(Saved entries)
+===+

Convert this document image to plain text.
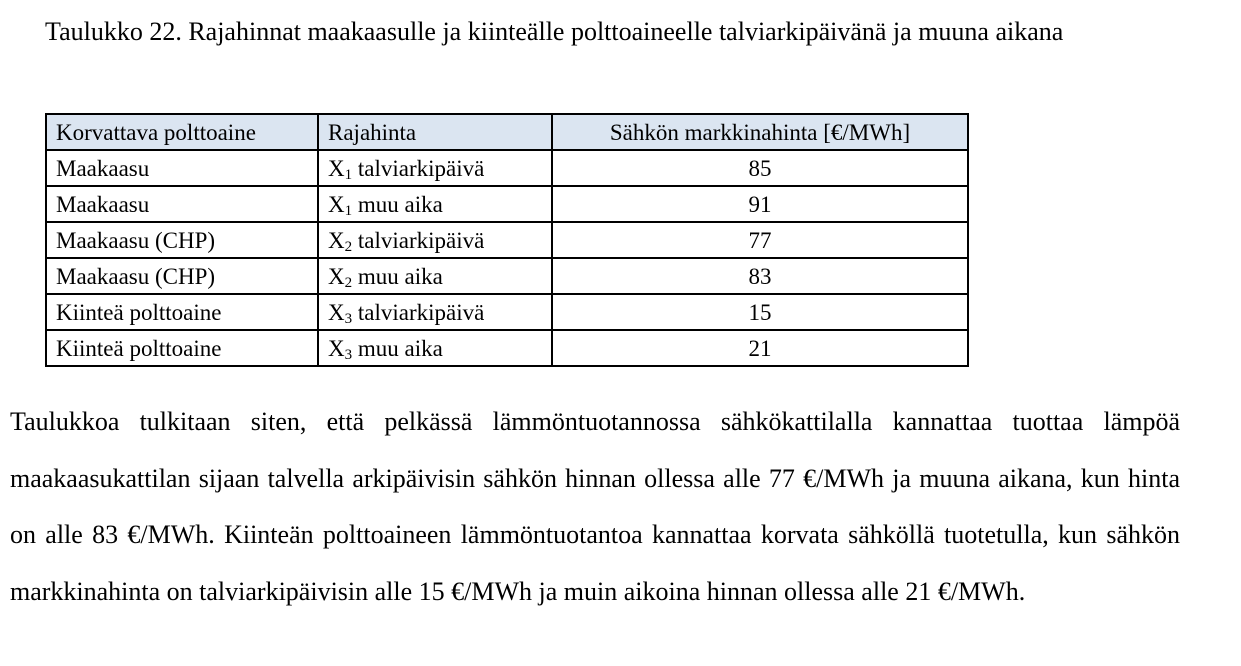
Taulukko 22. Rajahinnat maakaasulle ja kiinteälle polttoaineelle talviarkipäivänä ja muuna aikana

Korvattava polttoaine	Rajahinta	Sähkön markkinahinta [€/MWh]
Maakaasu	$X_1$ talviarkipäivä	85
Maakaasu	$X_1$ muu aika	91
Maakaasu (CHP)	$X_2$ talviarkipäivä	77
Maakaasu (CHP)	$X_2$ muu aika	83
Kiinteä polttoaine	$X_3$ talviarkipäivä	15
Kiinteä polttoaine	$X_3$ muu aika	21

Taulukkoa tulkitaan siten, että pelkässä lämmöntuotannossa sähkökattilalla kannattaa tuottaa lämpöä maakaasukattilan sijaan talvella arkipäivisin sähkön hinnan ollessa alle 77 €/MWh ja muuna aikana, kun hinta on alle 83 €/MWh. Kiinteän polttoaineen lämmöntuotantoa kannattaa korvata sähköllä tuotetulla, kun sähkön markkinahinta on talviarkipäivisin alle 15 €/MWh ja muin aikoina hinnan ollessa alle 21 €/MWh.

+===+

(WORK TO DO): Nothing in the entries should change as you copy them, except that the pictures are left out.

(ANSWER TO THIS EXERCISE):
Convert this document image to plain text.
Taulukko 22. Rajahinnat maakaasulle ja kiinteälle polttoaineelle talviarkipäivänä ja muuna aikana

Korvattava polttoaine	Rajahinta	Sähkön markkinahinta [€/MWh]
Maakaasu	$X_1$ talviarkipäivä	85
Maakaasu	$X_1$ muu aika	91
Maakaasu (CHP)	$X_2$ talviarkipäivä	77
Maakaasu (CHP)	$X_2$ muu aika	83
Kiinteä polttoaine	$X_3$ talviarkipäivä	15
Kiinteä polttoaine	$X_3$ muu aika	21

Taulukkoa tulkitaan siten, että pelkässä lämmöntuotannossa sähkökattilalla kannattaa tuottaa lämpöä maakaasukattilan sijaan talvella arkipäivisin sähkön hinnan ollessa alle 77 €/MWh ja muuna aikana, kun hinta on alle 83 €/MWh. Kiinteän polttoaineen lämmöntuotantoa kannattaa korvata sähköllä tuotetulla, kun sähkön markkinahinta on talviarkipäivisin alle 15 €/MWh ja muin aikoina hinnan ollessa alle 21 €/MWh.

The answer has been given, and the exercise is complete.